### SHORT PROBLEM
Can you echo the records word for word, from the first line through the line containing "sunrise-text: Sunrise: 4:10 AM xyxy=(143,150,225,162)"?
---- TASK DATA
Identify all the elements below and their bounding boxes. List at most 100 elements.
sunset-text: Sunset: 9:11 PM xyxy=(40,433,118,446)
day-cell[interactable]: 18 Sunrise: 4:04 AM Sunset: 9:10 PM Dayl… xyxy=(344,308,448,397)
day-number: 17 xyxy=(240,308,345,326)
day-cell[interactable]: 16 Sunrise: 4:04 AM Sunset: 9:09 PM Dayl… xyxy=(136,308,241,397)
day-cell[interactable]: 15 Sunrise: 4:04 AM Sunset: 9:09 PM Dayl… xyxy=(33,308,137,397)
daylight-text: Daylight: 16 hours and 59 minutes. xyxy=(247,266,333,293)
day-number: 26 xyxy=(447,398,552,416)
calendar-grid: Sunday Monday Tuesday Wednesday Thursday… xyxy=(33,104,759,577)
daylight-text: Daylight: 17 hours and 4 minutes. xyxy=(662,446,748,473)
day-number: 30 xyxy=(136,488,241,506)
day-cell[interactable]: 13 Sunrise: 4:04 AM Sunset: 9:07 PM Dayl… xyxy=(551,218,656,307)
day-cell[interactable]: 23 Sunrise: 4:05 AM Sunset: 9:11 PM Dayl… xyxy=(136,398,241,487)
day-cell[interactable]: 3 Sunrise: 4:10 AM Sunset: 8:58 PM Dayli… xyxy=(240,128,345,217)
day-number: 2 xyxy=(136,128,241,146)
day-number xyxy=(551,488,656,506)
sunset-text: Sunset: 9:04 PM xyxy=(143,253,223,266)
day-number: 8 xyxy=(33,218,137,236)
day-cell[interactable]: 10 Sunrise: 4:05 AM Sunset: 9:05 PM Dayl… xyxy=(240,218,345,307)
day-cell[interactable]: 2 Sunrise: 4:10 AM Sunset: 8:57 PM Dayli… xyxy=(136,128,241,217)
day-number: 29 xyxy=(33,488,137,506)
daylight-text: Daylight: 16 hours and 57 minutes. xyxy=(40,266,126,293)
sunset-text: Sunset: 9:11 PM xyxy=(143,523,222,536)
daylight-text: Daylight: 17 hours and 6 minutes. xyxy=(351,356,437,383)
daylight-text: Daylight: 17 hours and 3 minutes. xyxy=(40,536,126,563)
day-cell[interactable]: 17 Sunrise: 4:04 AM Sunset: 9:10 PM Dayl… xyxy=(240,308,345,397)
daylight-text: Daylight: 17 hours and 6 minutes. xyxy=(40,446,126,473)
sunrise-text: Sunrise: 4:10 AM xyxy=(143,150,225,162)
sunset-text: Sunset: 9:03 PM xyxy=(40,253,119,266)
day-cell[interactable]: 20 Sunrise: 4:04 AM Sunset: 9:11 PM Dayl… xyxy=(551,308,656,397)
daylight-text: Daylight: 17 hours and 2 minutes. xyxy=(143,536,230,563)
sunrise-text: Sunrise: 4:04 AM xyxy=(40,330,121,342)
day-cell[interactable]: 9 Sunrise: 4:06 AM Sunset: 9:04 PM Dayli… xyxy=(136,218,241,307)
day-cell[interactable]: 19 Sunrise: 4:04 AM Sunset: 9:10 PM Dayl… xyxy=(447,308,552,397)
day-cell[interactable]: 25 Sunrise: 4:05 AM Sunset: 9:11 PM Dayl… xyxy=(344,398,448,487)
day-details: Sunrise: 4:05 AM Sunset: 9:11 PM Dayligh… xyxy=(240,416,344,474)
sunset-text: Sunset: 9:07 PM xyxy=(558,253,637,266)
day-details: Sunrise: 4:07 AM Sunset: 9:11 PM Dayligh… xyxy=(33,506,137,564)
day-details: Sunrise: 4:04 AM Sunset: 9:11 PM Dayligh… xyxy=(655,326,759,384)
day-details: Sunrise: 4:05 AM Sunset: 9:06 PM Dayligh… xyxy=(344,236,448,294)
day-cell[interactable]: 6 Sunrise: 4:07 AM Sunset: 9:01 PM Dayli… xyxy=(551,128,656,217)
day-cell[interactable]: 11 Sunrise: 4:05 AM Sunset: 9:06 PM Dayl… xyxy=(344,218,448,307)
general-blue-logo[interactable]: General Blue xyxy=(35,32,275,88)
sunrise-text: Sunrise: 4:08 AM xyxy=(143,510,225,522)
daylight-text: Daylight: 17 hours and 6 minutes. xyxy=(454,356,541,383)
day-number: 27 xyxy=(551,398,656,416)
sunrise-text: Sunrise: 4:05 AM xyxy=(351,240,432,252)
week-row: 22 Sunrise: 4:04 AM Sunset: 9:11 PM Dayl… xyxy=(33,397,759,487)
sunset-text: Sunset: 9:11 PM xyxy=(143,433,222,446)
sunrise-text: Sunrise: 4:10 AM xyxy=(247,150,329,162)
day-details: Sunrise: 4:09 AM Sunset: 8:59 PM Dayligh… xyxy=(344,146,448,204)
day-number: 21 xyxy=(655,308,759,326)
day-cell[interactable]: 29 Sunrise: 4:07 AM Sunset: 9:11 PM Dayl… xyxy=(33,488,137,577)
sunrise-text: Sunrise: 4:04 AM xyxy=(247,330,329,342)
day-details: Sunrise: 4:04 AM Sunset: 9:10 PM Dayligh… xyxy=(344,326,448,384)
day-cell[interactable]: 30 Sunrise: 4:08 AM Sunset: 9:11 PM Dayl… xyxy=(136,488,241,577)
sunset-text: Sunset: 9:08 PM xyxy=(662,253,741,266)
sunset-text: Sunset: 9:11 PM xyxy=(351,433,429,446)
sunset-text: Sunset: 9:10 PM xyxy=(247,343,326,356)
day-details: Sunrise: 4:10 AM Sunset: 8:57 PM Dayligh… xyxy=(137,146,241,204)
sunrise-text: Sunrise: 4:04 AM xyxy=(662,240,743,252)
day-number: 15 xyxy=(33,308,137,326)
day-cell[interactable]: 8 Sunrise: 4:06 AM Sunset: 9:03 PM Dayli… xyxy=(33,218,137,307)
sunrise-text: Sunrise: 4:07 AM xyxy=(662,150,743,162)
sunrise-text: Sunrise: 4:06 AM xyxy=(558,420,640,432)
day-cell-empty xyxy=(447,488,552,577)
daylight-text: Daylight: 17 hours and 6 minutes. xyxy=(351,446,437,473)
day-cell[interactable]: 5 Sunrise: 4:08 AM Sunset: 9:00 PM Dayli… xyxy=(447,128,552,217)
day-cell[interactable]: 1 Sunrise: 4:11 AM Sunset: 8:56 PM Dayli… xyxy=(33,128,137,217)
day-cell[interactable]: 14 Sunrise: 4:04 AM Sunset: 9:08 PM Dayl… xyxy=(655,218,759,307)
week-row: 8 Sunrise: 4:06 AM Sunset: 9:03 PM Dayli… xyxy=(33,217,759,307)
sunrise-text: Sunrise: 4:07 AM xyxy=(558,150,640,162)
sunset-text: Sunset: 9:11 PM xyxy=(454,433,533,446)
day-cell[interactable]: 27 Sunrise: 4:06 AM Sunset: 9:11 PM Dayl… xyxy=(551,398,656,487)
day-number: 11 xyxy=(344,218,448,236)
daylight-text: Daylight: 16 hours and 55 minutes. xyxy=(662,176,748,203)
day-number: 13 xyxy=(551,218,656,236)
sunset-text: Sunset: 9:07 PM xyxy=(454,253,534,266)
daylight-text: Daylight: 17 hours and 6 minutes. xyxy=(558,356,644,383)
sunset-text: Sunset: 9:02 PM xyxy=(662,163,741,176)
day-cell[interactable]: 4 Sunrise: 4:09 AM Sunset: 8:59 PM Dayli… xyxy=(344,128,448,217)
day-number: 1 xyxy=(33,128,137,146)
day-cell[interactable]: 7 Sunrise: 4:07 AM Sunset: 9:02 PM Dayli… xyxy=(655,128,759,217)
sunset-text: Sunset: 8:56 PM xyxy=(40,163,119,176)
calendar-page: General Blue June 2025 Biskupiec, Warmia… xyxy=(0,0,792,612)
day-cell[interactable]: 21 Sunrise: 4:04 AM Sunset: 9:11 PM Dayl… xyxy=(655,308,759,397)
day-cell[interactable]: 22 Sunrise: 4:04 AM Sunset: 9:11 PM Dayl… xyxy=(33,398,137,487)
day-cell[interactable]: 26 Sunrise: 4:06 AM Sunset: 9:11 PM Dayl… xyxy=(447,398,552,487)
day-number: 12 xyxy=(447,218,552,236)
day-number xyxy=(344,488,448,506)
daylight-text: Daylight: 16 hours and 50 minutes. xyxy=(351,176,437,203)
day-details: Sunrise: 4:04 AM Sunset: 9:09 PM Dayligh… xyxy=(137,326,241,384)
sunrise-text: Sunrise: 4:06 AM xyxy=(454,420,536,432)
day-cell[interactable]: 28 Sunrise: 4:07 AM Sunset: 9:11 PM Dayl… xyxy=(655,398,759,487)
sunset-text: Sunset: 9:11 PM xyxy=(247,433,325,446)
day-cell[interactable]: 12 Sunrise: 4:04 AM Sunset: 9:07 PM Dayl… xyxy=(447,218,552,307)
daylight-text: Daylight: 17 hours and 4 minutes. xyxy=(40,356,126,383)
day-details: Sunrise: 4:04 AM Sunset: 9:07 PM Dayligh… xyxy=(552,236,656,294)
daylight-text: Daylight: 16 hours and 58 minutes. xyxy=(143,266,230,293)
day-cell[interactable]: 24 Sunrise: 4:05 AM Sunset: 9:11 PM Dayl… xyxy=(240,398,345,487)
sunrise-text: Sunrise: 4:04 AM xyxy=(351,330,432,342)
--------
### RESULT
Identify all the elements below and their bounding boxes. List at most 100 elements.
sunset-text: Sunset: 9:11 PM xyxy=(40,433,118,446)
day-cell[interactable]: 18 Sunrise: 4:04 AM Sunset: 9:10 PM Dayl… xyxy=(344,308,448,397)
day-number: 17 xyxy=(240,308,345,326)
day-cell[interactable]: 16 Sunrise: 4:04 AM Sunset: 9:09 PM Dayl… xyxy=(136,308,241,397)
day-cell[interactable]: 15 Sunrise: 4:04 AM Sunset: 9:09 PM Dayl… xyxy=(33,308,137,397)
daylight-text: Daylight: 16 hours and 59 minutes. xyxy=(247,266,333,293)
day-number: 26 xyxy=(447,398,552,416)
calendar-grid: Sunday Monday Tuesday Wednesday Thursday… xyxy=(33,104,759,577)
daylight-text: Daylight: 17 hours and 4 minutes. xyxy=(662,446,748,473)
day-number: 30 xyxy=(136,488,241,506)
day-cell[interactable]: 13 Sunrise: 4:04 AM Sunset: 9:07 PM Dayl… xyxy=(551,218,656,307)
day-cell[interactable]: 23 Sunrise: 4:05 AM Sunset: 9:11 PM Dayl… xyxy=(136,398,241,487)
day-cell[interactable]: 3 Sunrise: 4:10 AM Sunset: 8:58 PM Dayli… xyxy=(240,128,345,217)
day-number: 2 xyxy=(136,128,241,146)
day-number xyxy=(551,488,656,506)
sunset-text: Sunset: 9:04 PM xyxy=(143,253,223,266)
day-number: 8 xyxy=(33,218,137,236)
day-cell[interactable]: 10 Sunrise: 4:05 AM Sunset: 9:05 PM Dayl… xyxy=(240,218,345,307)
day-cell[interactable]: 2 Sunrise: 4:10 AM Sunset: 8:57 PM Dayli… xyxy=(136,128,241,217)
day-number: 29 xyxy=(33,488,137,506)
daylight-text: Daylight: 16 hours and 57 minutes. xyxy=(40,266,126,293)
sunset-text: Sunset: 9:11 PM xyxy=(143,523,222,536)
daylight-text: Daylight: 17 hours and 6 minutes. xyxy=(351,356,437,383)
daylight-text: Daylight: 17 hours and 3 minutes. xyxy=(40,536,126,563)
day-cell[interactable]: 17 Sunrise: 4:04 AM Sunset: 9:10 PM Dayl… xyxy=(240,308,345,397)
daylight-text: Daylight: 17 hours and 6 minutes. xyxy=(40,446,126,473)
sunrise-text: Sunrise: 4:10 AM xyxy=(143,150,225,162)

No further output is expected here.